◆ DIRECTION
In the material below, list every line carrying the string "Services".

** Start **

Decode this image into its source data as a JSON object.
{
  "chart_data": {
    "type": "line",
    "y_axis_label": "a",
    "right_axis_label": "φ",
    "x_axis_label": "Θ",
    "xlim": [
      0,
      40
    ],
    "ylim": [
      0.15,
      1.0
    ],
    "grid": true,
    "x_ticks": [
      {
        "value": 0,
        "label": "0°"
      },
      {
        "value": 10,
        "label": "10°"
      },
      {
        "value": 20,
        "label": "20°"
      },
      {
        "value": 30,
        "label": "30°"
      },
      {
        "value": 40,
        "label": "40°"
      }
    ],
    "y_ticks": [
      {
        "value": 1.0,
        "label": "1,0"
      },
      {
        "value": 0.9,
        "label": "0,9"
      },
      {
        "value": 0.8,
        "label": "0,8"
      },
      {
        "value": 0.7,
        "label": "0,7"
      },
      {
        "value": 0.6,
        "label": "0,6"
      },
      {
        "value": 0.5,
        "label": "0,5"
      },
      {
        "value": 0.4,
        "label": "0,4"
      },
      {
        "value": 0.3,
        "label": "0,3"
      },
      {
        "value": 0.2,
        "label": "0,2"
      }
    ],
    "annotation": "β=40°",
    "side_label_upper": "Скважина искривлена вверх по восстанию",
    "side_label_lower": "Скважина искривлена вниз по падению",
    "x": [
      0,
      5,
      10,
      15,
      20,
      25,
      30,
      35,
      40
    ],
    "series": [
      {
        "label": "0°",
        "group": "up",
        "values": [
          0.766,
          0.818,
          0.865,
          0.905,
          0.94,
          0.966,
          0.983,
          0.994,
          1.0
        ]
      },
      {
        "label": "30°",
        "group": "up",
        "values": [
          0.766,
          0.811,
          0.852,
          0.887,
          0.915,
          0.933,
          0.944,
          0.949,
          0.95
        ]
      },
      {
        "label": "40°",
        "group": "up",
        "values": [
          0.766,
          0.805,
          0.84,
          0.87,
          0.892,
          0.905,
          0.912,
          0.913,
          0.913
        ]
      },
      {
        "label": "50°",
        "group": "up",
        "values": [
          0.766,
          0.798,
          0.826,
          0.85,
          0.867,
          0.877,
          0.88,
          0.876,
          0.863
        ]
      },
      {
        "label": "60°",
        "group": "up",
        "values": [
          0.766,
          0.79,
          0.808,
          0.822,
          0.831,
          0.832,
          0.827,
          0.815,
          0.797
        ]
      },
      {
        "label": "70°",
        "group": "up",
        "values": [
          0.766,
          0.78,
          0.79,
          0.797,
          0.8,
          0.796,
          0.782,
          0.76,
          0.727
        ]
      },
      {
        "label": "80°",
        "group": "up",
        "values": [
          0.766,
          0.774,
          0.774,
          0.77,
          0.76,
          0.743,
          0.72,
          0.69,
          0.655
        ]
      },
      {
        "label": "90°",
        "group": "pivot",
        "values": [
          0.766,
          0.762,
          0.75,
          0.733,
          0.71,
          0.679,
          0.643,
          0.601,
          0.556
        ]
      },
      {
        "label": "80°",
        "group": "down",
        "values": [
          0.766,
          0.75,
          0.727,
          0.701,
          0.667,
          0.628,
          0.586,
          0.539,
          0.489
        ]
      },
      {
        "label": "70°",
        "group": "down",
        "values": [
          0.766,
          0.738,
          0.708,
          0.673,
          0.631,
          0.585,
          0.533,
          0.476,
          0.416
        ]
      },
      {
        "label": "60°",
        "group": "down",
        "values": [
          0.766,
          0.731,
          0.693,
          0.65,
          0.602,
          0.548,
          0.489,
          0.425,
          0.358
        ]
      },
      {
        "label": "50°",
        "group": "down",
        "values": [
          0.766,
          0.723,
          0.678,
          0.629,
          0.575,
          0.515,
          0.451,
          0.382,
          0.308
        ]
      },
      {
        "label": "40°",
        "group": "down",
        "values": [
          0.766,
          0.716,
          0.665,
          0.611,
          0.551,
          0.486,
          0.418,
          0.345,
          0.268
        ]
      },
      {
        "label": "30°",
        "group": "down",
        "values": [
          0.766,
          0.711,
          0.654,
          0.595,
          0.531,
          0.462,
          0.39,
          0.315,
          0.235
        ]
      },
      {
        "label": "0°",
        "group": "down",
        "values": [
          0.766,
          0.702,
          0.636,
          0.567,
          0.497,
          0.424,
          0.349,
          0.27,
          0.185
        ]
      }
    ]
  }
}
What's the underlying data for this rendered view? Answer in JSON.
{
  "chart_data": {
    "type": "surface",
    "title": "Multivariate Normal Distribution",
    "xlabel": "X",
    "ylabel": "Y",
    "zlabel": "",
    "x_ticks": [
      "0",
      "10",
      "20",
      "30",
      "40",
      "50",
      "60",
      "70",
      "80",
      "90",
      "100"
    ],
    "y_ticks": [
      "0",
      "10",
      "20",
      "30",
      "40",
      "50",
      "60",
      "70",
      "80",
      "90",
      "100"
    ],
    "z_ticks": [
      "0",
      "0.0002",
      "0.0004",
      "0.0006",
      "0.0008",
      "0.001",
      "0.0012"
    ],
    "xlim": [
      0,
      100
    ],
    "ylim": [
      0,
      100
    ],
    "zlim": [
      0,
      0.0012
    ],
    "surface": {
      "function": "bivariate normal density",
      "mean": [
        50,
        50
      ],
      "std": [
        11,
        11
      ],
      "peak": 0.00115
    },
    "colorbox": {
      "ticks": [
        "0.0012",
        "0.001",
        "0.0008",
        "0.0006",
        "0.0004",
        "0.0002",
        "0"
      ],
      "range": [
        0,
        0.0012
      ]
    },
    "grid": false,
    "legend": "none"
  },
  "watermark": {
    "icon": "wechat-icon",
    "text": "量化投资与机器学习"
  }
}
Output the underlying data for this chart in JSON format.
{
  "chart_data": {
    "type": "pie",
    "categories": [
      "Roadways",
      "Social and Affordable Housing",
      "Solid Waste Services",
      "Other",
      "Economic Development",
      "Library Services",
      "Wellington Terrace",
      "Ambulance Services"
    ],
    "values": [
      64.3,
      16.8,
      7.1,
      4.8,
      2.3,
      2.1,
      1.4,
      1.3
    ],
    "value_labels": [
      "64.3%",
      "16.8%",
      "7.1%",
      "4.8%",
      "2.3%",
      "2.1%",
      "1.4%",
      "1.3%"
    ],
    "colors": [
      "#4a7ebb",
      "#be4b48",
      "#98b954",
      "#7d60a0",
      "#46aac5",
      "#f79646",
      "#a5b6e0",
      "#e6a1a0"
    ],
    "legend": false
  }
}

** End **

◆ EXERCISE RESULT
      "Solid Waste Services",
      "Library Services",
      "Ambulance Services"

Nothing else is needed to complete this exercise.